» **Stated task**:
Restate every line of the material, word for word.

(Data entries for graphics)

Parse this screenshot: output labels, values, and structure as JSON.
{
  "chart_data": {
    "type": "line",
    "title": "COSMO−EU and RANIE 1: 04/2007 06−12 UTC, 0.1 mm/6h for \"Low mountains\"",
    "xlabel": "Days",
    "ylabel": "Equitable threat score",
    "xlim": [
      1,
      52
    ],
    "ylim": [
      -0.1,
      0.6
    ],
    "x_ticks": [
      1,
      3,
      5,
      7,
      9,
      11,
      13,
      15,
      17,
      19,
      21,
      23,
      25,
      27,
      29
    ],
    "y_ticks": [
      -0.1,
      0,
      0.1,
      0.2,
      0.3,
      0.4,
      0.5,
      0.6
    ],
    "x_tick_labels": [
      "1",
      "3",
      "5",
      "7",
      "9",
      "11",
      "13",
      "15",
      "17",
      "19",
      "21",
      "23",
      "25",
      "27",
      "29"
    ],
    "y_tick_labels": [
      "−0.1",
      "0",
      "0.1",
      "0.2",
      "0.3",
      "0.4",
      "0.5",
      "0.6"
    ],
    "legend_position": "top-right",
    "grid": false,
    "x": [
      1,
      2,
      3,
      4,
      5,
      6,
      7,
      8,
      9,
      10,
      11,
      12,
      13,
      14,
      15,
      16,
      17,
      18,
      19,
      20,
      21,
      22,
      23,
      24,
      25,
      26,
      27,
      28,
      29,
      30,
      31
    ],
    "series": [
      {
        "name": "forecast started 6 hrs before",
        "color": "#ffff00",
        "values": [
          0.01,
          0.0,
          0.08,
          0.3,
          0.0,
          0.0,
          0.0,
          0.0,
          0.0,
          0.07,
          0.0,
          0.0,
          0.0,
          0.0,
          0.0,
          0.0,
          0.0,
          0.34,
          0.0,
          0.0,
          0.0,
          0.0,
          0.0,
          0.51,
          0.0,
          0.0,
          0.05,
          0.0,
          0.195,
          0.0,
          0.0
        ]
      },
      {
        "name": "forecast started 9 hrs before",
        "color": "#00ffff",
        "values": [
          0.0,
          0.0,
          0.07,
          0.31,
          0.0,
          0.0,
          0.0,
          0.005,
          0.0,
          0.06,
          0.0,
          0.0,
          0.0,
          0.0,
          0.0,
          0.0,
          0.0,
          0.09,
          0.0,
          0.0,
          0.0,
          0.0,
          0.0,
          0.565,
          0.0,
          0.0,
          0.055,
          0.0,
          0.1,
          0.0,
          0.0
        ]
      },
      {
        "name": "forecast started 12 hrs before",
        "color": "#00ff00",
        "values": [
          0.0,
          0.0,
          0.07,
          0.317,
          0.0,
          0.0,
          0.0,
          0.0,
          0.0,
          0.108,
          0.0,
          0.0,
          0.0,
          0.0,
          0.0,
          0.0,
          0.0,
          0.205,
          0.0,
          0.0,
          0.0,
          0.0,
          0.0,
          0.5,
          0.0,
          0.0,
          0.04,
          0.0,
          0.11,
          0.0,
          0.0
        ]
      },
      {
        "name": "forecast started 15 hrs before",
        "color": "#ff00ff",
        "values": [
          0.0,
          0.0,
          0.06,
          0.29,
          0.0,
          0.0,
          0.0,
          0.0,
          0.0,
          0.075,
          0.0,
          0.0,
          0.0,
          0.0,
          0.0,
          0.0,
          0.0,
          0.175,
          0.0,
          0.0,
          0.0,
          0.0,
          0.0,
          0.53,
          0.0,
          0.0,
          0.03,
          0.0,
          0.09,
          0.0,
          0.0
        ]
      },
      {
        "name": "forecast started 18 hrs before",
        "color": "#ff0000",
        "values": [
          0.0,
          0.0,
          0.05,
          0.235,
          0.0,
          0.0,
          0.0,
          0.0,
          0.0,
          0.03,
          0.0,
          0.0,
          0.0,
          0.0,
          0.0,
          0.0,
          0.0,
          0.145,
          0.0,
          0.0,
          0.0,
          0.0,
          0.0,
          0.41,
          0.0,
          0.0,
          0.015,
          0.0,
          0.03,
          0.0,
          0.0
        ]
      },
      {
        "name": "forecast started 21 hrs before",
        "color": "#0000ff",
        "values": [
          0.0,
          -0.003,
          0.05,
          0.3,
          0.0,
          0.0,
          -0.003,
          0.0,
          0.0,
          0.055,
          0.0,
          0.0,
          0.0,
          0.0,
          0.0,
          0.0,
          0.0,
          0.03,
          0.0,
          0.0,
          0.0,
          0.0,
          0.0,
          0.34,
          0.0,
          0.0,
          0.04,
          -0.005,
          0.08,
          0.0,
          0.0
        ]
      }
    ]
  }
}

» **Final result**:
Parse this screenshot: output labels, values, and structure as JSON.
{
  "chart_data": {
    "type": "line",
    "title": "COSMO−EU and RANIE 1: 04/2007 06−12 UTC, 0.1 mm/6h for \"Low mountains\"",
    "xlabel": "Days",
    "ylabel": "Equitable threat score",
    "xlim": [
      1,
      52
    ],
    "ylim": [
      -0.1,
      0.6
    ],
    "x_ticks": [
      1,
      3,
      5,
      7,
      9,
      11,
      13,
      15,
      17,
      19,
      21,
      23,
      25,
      27,
      29
    ],
    "y_ticks": [
      -0.1,
      0,
      0.1,
      0.2,
      0.3,
      0.4,
      0.5,
      0.6
    ],
    "x_tick_labels": [
      "1",
      "3",
      "5",
      "7",
      "9",
      "11",
      "13",
      "15",
      "17",
      "19",
      "21",
      "23",
      "25",
      "27",
      "29"
    ],
    "y_tick_labels": [
      "−0.1",
      "0",
      "0.1",
      "0.2",
      "0.3",
      "0.4",
      "0.5",
      "0.6"
    ],
    "legend_position": "top-right",
    "grid": false,
    "x": [
      1,
      2,
      3,
      4,
      5,
      6,
      7,
      8,
      9,
      10,
      11,
      12,
      13,
      14,
      15,
      16,
      17,
      18,
      19,
      20,
      21,
      22,
      23,
      24,
      25,
      26,
      27,
      28,
      29,
      30,
      31
    ],
    "series": [
      {
        "name": "forecast started 6 hrs before",
        "color": "#ffff00",
        "values": [
          0.01,
          0.0,
          0.08,
          0.3,
          0.0,
          0.0,
          0.0,
          0.0,
          0.0,
          0.07,
          0.0,
          0.0,
          0.0,
          0.0,
          0.0,
          0.0,
          0.0,
          0.34,
          0.0,
          0.0,
          0.0,
          0.0,
          0.0,
          0.51,
          0.0,
          0.0,
          0.05,
          0.0,
          0.195,
          0.0,
          0.0
        ]
      },
      {
        "name": "forecast started 9 hrs before",
        "color": "#00ffff",
        "values": [
          0.0,
          0.0,
          0.07,
          0.31,
          0.0,
          0.0,
          0.0,
          0.005,
          0.0,
          0.06,
          0.0,
          0.0,
          0.0,
          0.0,
          0.0,
          0.0,
          0.0,
          0.09,
          0.0,
          0.0,
          0.0,
          0.0,
          0.0,
          0.565,
          0.0,
          0.0,
          0.055,
          0.0,
          0.1,
          0.0,
          0.0
        ]
      },
      {
        "name": "forecast started 12 hrs before",
        "color": "#00ff00",
        "values": [
          0.0,
          0.0,
          0.07,
          0.317,
          0.0,
          0.0,
          0.0,
          0.0,
          0.0,
          0.108,
          0.0,
          0.0,
          0.0,
          0.0,
          0.0,
          0.0,
          0.0,
          0.205,
          0.0,
          0.0,
          0.0,
          0.0,
          0.0,
          0.5,
          0.0,
          0.0,
          0.04,
          0.0,
          0.11,
          0.0,
          0.0
        ]
      },
      {
        "name": "forecast started 15 hrs before",
        "color": "#ff00ff",
        "values": [
          0.0,
          0.0,
          0.06,
          0.29,
          0.0,
          0.0,
          0.0,
          0.0,
          0.0,
          0.075,
          0.0,
          0.0,
          0.0,
          0.0,
          0.0,
          0.0,
          0.0,
          0.175,
          0.0,
          0.0,
          0.0,
          0.0,
          0.0,
          0.53,
          0.0,
          0.0,
          0.03,
          0.0,
          0.09,
          0.0,
          0.0
        ]
      },
      {
        "name": "forecast started 18 hrs before",
        "color": "#ff0000",
        "values": [
          0.0,
          0.0,
          0.05,
          0.235,
          0.0,
          0.0,
          0.0,
          0.0,
          0.0,
          0.03,
          0.0,
          0.0,
          0.0,
          0.0,
          0.0,
          0.0,
          0.0,
          0.145,
          0.0,
          0.0,
          0.0,
          0.0,
          0.0,
          0.41,
          0.0,
          0.0,
          0.015,
          0.0,
          0.03,
          0.0,
          0.0
        ]
      },
      {
        "name": "forecast started 21 hrs before",
        "color": "#0000ff",
        "values": [
          0.0,
          -0.003,
          0.05,
          0.3,
          0.0,
          0.0,
          -0.003,
          0.0,
          0.0,
          0.055,
          0.0,
          0.0,
          0.0,
          0.0,
          0.0,
          0.0,
          0.0,
          0.03,
          0.0,
          0.0,
          0.0,
          0.0,
          0.0,
          0.34,
          0.0,
          0.0,
          0.04,
          -0.005,
          0.08,
          0.0,
          0.0
        ]
      }
    ]
  }
}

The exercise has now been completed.